◆ **RECORDS TO USE**
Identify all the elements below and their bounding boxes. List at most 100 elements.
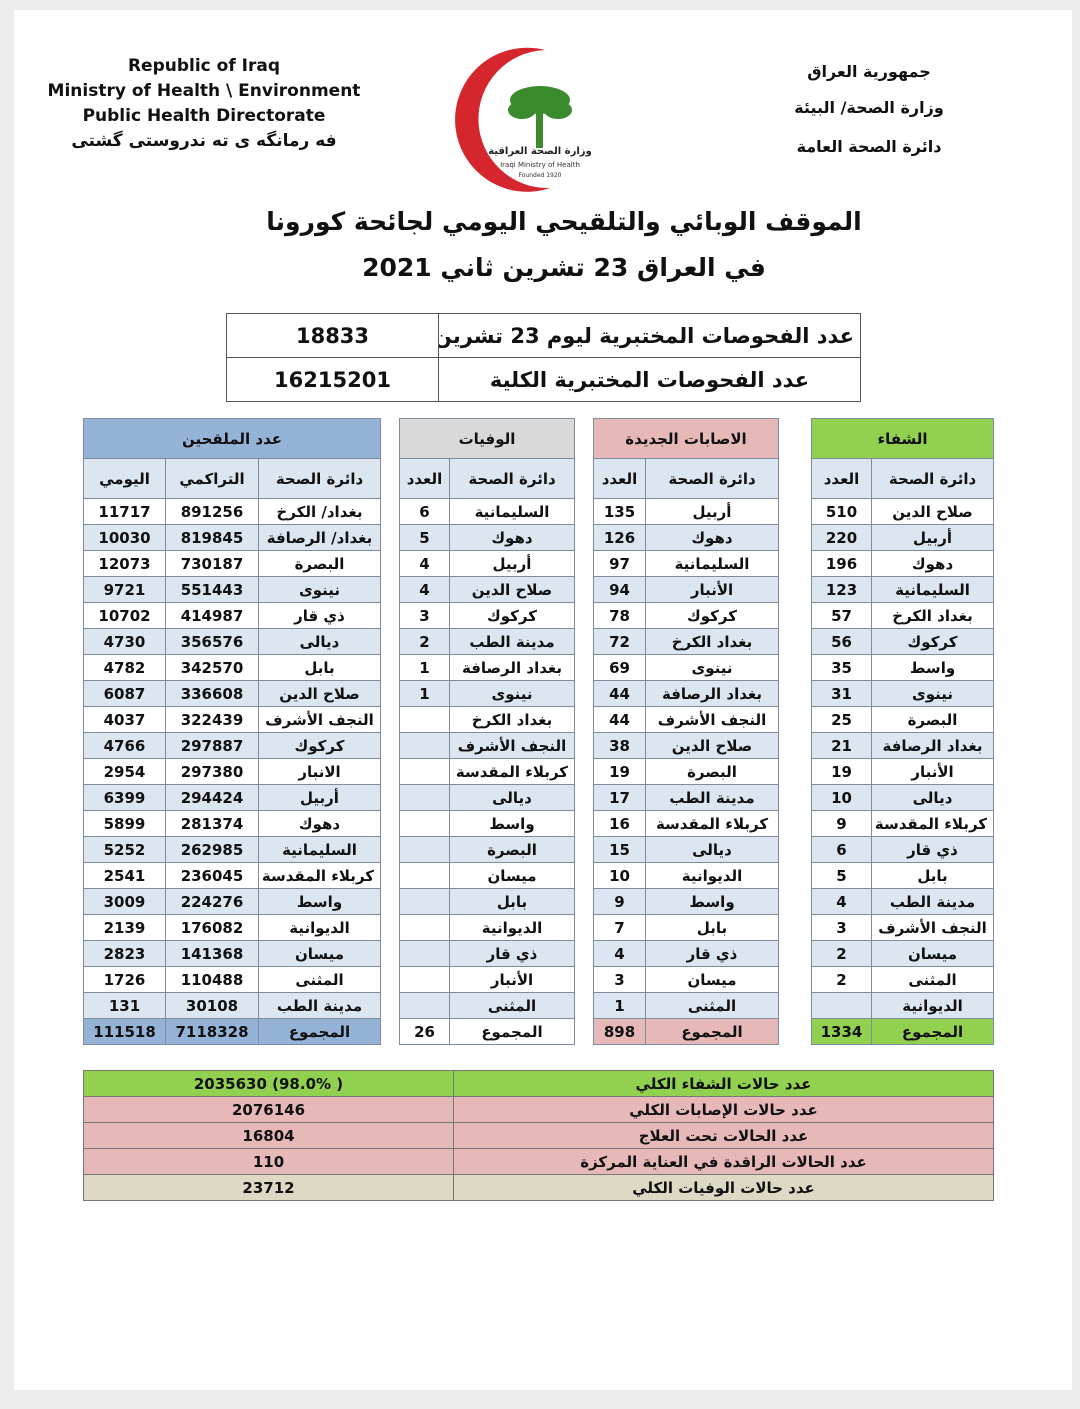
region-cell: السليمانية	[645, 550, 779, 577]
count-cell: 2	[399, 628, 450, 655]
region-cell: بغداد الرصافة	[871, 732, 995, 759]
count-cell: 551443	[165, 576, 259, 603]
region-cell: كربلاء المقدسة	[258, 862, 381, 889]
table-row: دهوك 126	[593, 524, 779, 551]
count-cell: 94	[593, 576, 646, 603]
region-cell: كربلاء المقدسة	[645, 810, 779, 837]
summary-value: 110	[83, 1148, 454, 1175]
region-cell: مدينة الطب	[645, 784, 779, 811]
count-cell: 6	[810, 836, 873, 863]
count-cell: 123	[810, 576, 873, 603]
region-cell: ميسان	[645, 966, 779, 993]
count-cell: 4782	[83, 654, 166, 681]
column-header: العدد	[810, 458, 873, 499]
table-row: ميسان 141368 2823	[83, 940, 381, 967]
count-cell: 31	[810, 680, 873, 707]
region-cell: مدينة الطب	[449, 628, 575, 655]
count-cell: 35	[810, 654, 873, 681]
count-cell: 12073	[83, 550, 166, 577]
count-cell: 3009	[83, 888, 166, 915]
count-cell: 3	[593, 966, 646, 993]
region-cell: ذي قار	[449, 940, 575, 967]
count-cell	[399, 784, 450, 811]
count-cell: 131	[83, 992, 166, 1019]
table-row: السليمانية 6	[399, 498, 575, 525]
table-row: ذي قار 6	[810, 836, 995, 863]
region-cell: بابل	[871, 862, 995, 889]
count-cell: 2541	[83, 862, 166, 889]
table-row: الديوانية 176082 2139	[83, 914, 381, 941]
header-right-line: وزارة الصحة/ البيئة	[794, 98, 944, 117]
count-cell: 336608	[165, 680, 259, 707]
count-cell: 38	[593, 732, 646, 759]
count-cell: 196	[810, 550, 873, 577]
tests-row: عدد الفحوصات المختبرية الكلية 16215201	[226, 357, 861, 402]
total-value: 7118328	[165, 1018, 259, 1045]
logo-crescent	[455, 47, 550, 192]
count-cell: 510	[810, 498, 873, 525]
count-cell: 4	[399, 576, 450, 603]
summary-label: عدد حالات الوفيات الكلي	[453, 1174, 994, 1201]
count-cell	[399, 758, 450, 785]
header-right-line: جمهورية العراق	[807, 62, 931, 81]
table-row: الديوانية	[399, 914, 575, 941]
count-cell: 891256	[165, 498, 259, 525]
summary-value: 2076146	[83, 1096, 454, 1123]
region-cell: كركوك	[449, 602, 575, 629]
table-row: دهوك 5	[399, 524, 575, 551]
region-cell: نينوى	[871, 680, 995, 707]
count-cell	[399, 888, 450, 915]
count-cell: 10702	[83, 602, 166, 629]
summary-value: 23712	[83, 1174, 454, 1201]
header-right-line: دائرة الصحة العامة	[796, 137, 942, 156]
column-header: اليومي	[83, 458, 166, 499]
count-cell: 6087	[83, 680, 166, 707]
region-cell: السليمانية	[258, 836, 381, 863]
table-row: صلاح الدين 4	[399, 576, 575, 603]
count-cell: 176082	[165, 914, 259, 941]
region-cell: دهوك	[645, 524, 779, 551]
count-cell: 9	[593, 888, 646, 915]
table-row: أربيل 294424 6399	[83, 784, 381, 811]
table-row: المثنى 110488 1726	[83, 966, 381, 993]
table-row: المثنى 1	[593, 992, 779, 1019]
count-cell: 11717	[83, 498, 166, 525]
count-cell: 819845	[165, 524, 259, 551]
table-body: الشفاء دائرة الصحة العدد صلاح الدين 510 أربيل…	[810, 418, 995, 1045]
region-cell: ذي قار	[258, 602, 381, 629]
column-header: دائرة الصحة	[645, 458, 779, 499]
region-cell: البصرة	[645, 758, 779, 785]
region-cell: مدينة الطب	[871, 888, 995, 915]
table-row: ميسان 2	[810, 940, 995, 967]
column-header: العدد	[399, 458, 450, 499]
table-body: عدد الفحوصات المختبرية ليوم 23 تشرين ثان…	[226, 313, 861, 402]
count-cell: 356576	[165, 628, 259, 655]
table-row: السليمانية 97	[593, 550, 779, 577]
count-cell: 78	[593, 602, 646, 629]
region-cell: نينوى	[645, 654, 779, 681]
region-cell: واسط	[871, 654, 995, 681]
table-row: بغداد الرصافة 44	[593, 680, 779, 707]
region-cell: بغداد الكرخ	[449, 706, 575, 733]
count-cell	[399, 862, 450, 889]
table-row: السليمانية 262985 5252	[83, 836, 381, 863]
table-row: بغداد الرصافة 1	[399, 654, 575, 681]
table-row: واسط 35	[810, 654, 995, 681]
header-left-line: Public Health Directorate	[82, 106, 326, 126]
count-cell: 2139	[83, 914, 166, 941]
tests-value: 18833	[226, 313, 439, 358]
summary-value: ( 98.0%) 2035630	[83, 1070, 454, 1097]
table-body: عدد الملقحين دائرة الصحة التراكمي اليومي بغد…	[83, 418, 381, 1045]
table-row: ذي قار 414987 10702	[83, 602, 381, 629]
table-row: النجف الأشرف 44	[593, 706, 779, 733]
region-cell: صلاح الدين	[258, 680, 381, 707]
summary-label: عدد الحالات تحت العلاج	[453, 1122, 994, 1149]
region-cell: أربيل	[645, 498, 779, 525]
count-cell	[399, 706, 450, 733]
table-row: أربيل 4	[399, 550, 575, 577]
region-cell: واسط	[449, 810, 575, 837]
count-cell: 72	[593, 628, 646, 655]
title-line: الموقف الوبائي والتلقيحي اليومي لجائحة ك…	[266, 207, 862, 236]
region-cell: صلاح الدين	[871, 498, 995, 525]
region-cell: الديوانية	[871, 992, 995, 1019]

==

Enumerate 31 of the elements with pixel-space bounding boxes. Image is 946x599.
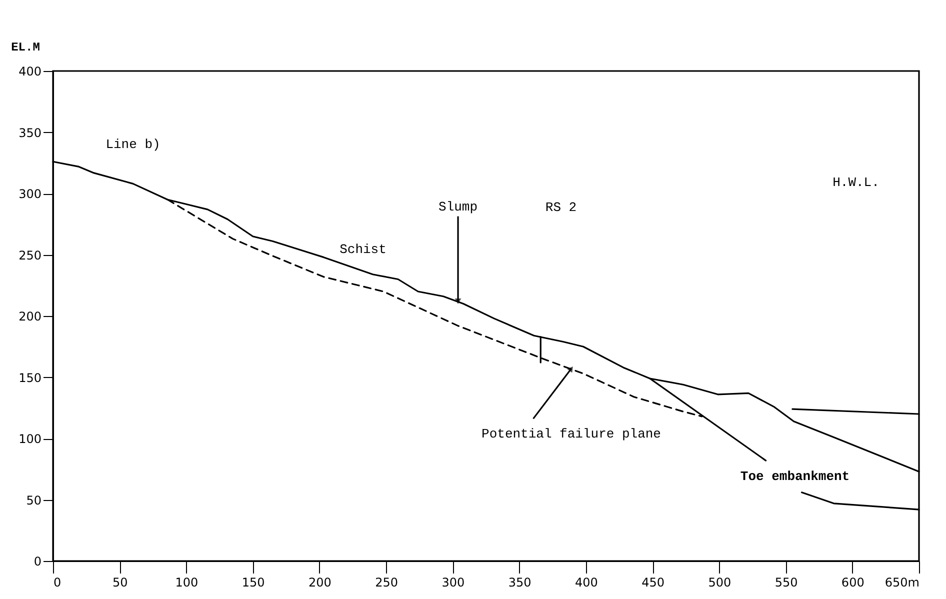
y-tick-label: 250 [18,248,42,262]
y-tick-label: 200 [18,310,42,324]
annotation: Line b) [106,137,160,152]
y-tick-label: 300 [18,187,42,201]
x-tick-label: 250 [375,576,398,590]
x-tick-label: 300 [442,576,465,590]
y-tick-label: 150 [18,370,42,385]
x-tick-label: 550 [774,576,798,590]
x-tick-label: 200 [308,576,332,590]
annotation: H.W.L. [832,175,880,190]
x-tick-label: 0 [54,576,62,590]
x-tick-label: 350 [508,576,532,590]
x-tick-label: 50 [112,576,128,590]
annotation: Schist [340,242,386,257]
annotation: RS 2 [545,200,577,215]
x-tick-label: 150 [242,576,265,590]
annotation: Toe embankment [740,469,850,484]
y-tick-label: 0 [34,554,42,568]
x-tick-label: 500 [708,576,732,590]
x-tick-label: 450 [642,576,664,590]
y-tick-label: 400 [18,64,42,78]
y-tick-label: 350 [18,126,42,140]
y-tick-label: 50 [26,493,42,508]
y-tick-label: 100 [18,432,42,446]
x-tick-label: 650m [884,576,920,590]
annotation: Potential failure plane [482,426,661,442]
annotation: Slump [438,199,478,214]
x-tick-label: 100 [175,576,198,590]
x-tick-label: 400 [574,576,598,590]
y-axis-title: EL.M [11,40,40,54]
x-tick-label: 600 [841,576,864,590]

◆ **EXERCISE PROMPT**
Can you reproduce, word for word, every line between the one holding "y-tick-label: 250 [18,248,42,262]" and the one holding "annotation: Schist [340,242,386,257]", inclusive?

◆ **FINAL ANSWER**
y-tick-label: 250 [18,248,42,262]
y-tick-label: 200 [18,310,42,324]
annotation: Line b) [106,137,160,152]
y-tick-label: 300 [18,187,42,201]
x-tick-label: 250 [375,576,398,590]
x-tick-label: 300 [442,576,465,590]
y-tick-label: 150 [18,370,42,385]
x-tick-label: 550 [774,576,798,590]
x-tick-label: 200 [308,576,332,590]
annotation: H.W.L. [832,175,880,190]
x-tick-label: 0 [54,576,62,590]
x-tick-label: 350 [508,576,532,590]
x-tick-label: 50 [112,576,128,590]
annotation: Schist [340,242,386,257]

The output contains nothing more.